▶ **DIRECTIONS**
Exactly as given, repeat all of the entries.

[Dataset items]

**********

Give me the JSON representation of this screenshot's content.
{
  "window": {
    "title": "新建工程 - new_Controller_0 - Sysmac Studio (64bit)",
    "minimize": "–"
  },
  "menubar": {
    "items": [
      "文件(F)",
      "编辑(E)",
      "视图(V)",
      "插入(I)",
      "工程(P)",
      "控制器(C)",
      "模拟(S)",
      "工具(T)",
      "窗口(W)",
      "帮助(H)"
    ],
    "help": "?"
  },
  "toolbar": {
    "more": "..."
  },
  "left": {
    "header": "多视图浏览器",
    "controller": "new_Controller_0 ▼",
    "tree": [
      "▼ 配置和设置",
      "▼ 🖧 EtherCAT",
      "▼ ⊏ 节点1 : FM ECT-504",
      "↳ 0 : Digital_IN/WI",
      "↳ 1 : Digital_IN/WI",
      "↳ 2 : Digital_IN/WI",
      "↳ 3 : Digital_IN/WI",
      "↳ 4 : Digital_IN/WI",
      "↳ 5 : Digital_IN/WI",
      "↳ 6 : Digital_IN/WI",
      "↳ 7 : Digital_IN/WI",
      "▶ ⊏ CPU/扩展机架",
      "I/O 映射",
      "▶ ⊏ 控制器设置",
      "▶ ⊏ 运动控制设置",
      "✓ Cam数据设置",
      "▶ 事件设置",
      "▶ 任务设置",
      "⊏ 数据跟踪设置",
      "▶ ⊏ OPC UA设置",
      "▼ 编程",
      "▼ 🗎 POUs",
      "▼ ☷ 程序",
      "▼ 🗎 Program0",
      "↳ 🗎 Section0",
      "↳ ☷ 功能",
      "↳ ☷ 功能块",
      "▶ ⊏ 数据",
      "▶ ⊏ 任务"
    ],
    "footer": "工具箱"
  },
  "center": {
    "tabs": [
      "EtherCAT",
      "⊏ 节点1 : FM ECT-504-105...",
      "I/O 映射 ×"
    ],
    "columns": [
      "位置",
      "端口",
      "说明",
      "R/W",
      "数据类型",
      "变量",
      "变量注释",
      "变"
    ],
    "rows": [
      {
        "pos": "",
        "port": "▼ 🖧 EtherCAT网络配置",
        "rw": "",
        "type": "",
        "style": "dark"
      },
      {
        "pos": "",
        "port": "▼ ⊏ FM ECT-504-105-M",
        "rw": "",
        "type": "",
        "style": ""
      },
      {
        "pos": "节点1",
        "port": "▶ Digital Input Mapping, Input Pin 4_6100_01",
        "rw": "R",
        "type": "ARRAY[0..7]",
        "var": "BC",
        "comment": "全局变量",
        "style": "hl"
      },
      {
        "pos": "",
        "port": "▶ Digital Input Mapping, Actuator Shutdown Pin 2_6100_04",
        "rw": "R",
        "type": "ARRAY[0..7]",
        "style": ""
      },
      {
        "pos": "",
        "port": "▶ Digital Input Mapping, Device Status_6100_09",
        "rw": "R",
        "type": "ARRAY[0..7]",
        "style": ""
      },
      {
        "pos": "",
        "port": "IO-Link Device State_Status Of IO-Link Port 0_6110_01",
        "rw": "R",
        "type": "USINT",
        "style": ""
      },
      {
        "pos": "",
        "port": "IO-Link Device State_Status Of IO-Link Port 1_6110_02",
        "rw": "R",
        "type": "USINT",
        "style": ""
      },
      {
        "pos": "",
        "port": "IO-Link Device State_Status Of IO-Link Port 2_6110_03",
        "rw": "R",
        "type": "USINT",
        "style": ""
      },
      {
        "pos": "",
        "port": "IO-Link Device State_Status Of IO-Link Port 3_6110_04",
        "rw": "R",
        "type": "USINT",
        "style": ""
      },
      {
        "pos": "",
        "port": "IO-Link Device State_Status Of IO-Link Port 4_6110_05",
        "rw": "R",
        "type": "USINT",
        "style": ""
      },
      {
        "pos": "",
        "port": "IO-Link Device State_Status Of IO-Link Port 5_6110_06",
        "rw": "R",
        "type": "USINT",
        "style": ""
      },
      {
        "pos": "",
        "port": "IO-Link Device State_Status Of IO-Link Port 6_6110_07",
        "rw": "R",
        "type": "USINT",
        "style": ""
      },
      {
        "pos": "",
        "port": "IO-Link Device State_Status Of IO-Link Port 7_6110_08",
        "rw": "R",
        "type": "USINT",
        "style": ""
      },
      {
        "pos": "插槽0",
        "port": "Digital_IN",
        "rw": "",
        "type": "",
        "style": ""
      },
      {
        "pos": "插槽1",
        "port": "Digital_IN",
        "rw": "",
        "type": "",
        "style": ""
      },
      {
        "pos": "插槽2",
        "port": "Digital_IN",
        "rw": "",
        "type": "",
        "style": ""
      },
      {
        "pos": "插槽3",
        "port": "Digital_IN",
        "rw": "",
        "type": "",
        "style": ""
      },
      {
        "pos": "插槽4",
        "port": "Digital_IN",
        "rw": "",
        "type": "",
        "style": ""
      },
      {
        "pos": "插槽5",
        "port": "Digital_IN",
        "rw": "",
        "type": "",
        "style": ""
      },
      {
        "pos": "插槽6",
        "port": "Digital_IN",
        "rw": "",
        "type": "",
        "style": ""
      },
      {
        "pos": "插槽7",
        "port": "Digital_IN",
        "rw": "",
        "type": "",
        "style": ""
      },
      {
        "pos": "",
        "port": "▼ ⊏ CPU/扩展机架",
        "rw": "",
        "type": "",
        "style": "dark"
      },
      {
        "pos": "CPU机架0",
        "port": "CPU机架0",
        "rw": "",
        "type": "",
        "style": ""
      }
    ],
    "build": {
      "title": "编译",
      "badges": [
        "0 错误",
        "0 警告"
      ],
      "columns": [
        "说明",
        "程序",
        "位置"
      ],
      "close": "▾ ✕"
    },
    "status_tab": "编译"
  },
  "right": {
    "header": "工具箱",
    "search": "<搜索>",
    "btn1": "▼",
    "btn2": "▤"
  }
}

**********

▶ **SOLVED EXERCISE**
Give me the JSON representation of this screenshot's content.
{
  "window": {
    "title": "新建工程 - new_Controller_0 - Sysmac Studio (64bit)",
    "minimize": "–"
  },
  "menubar": {
    "items": [
      "文件(F)",
      "编辑(E)",
      "视图(V)",
      "插入(I)",
      "工程(P)",
      "控制器(C)",
      "模拟(S)",
      "工具(T)",
      "窗口(W)",
      "帮助(H)"
    ],
    "help": "?"
  },
  "toolbar": {
    "more": "..."
  },
  "left": {
    "header": "多视图浏览器",
    "controller": "new_Controller_0 ▼",
    "tree": [
      "▼ 配置和设置",
      "▼ 🖧 EtherCAT",
      "▼ ⊏ 节点1 : FM ECT-504",
      "↳ 0 : Digital_IN/WI",
      "↳ 1 : Digital_IN/WI",
      "↳ 2 : Digital_IN/WI",
      "↳ 3 : Digital_IN/WI",
      "↳ 4 : Digital_IN/WI",
      "↳ 5 : Digital_IN/WI",
      "↳ 6 : Digital_IN/WI",
      "↳ 7 : Digital_IN/WI",
      "▶ ⊏ CPU/扩展机架",
      "I/O 映射",
      "▶ ⊏ 控制器设置",
      "▶ ⊏ 运动控制设置",
      "✓ Cam数据设置",
      "▶ 事件设置",
      "▶ 任务设置",
      "⊏ 数据跟踪设置",
      "▶ ⊏ OPC UA设置",
      "▼ 编程",
      "▼ 🗎 POUs",
      "▼ ☷ 程序",
      "▼ 🗎 Program0",
      "↳ 🗎 Section0",
      "↳ ☷ 功能",
      "↳ ☷ 功能块",
      "▶ ⊏ 数据",
      "▶ ⊏ 任务"
    ],
    "footer": "工具箱"
  },
  "center": {
    "tabs": [
      "EtherCAT",
      "⊏ 节点1 : FM ECT-504-105...",
      "I/O 映射 ×"
    ],
    "columns": [
      "位置",
      "端口",
      "说明",
      "R/W",
      "数据类型",
      "变量",
      "变量注释",
      "变"
    ],
    "rows": [
      {
        "pos": "",
        "port": "▼ 🖧 EtherCAT网络配置",
        "rw": "",
        "type": "",
        "style": "dark"
      },
      {
        "pos": "",
        "port": "▼ ⊏ FM ECT-504-105-M",
        "rw": "",
        "type": "",
        "style": ""
      },
      {
        "pos": "节点1",
        "port": "▶ Digital Input Mapping, Input Pin 4_6100_01",
        "rw": "R",
        "type": "ARRAY[0..7]",
        "var": "BC",
        "comment": "全局变量",
        "style": "hl"
      },
      {
        "pos": "",
        "port": "▶ Digital Input Mapping, Actuator Shutdown Pin 2_6100_04",
        "rw": "R",
        "type": "ARRAY[0..7]",
        "style": ""
      },
      {
        "pos": "",
        "port": "▶ Digital Input Mapping, Device Status_6100_09",
        "rw": "R",
        "type": "ARRAY[0..7]",
        "style": ""
      },
      {
        "pos": "",
        "port": "IO-Link Device State_Status Of IO-Link Port 0_6110_01",
        "rw": "R",
        "type": "USINT",
        "style": ""
      },
      {
        "pos": "",
        "port": "IO-Link Device State_Status Of IO-Link Port 1_6110_02",
        "rw": "R",
        "type": "USINT",
        "style": ""
      },
      {
        "pos": "",
        "port": "IO-Link Device State_Status Of IO-Link Port 2_6110_03",
        "rw": "R",
        "type": "USINT",
        "style": ""
      },
      {
        "pos": "",
        "port": "IO-Link Device State_Status Of IO-Link Port 3_6110_04",
        "rw": "R",
        "type": "USINT",
        "style": ""
      },
      {
        "pos": "",
        "port": "IO-Link Device State_Status Of IO-Link Port 4_6110_05",
        "rw": "R",
        "type": "USINT",
        "style": ""
      },
      {
        "pos": "",
        "port": "IO-Link Device State_Status Of IO-Link Port 5_6110_06",
        "rw": "R",
        "type": "USINT",
        "style": ""
      },
      {
        "pos": "",
        "port": "IO-Link Device State_Status Of IO-Link Port 6_6110_07",
        "rw": "R",
        "type": "USINT",
        "style": ""
      },
      {
        "pos": "",
        "port": "IO-Link Device State_Status Of IO-Link Port 7_6110_08",
        "rw": "R",
        "type": "USINT",
        "style": ""
      },
      {
        "pos": "插槽0",
        "port": "Digital_IN",
        "rw": "",
        "type": "",
        "style": ""
      },
      {
        "pos": "插槽1",
        "port": "Digital_IN",
        "rw": "",
        "type": "",
        "style": ""
      },
      {
        "pos": "插槽2",
        "port": "Digital_IN",
        "rw": "",
        "type": "",
        "style": ""
      },
      {
        "pos": "插槽3",
        "port": "Digital_IN",
        "rw": "",
        "type": "",
        "style": ""
      },
      {
        "pos": "插槽4",
        "port": "Digital_IN",
        "rw": "",
        "type": "",
        "style": ""
      },
      {
        "pos": "插槽5",
        "port": "Digital_IN",
        "rw": "",
        "type": "",
        "style": ""
      },
      {
        "pos": "插槽6",
        "port": "Digital_IN",
        "rw": "",
        "type": "",
        "style": ""
      },
      {
        "pos": "插槽7",
        "port": "Digital_IN",
        "rw": "",
        "type": "",
        "style": ""
      },
      {
        "pos": "",
        "port": "▼ ⊏ CPU/扩展机架",
        "rw": "",
        "type": "",
        "style": "dark"
      },
      {
        "pos": "CPU机架0",
        "port": "CPU机架0",
        "rw": "",
        "type": "",
        "style": ""
      }
    ],
    "build": {
      "title": "编译",
      "badges": [
        "0 错误",
        "0 警告"
      ],
      "columns": [
        "说明",
        "程序",
        "位置"
      ],
      "close": "▾ ✕"
    },
    "status_tab": "编译"
  },
  "right": {
    "header": "工具箱",
    "search": "<搜索>",
    "btn1": "▼",
    "btn2": "▤"
  }
}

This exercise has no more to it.